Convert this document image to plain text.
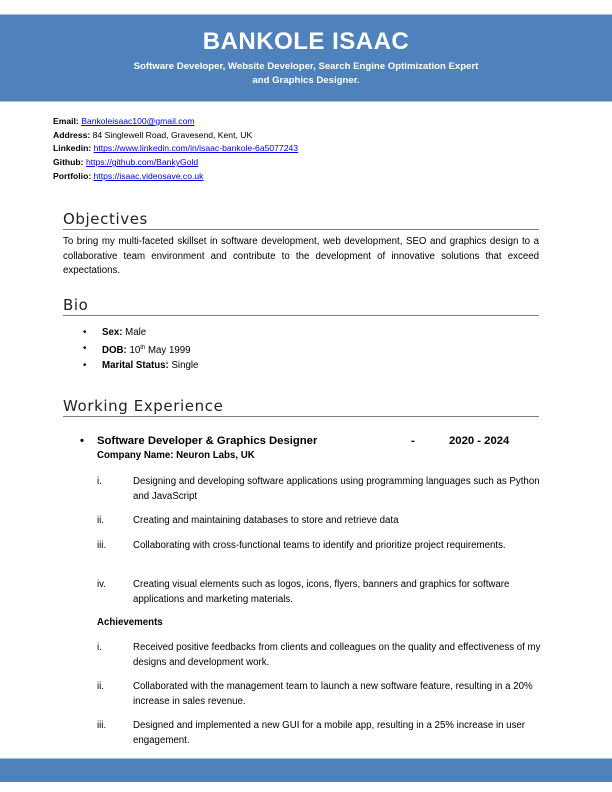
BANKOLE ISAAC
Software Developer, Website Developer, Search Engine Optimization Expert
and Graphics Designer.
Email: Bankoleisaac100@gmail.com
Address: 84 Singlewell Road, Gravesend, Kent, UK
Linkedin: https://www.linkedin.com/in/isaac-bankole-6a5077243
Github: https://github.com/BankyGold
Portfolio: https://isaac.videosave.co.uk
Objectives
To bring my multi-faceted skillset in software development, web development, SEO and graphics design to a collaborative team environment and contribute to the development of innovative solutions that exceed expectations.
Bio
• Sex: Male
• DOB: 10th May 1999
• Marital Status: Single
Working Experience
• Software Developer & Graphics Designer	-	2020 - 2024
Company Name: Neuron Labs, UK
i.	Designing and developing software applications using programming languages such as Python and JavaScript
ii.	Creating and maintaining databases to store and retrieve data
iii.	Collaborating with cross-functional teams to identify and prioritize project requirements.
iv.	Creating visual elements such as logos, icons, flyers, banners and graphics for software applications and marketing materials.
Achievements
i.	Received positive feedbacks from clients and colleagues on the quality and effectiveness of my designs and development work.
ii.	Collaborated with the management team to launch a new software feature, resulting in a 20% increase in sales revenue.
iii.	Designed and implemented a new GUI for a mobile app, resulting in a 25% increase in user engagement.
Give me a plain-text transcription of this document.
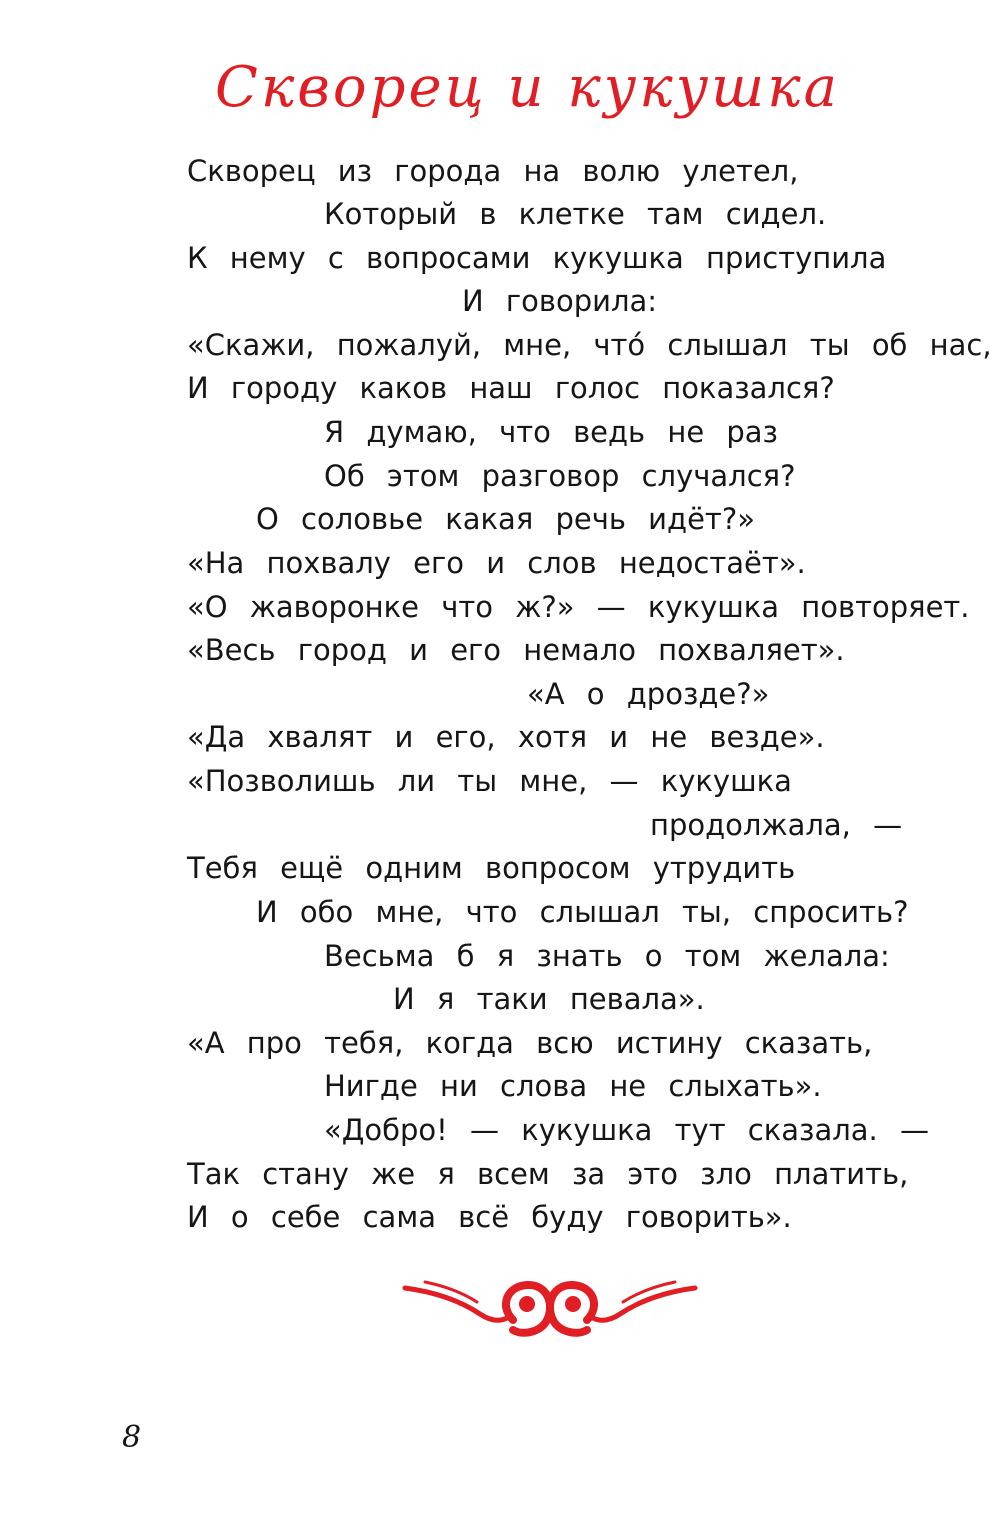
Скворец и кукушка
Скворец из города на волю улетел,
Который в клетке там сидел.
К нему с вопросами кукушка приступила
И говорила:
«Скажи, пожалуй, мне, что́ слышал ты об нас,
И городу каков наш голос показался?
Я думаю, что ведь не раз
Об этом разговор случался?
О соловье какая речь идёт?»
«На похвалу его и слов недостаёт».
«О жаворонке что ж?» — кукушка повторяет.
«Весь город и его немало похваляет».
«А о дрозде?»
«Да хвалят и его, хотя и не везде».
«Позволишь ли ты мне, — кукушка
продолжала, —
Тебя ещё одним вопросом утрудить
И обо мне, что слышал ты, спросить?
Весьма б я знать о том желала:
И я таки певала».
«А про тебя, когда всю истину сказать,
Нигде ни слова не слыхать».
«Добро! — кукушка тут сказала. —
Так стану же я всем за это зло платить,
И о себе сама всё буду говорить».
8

| WHAT IS EXPECTED |
In the records above, locate the lines holding the word "Скворец". Copy each of them.

| CORRECT ANSWER |
Скворец и кукушка
Скворец из города на волю улетел,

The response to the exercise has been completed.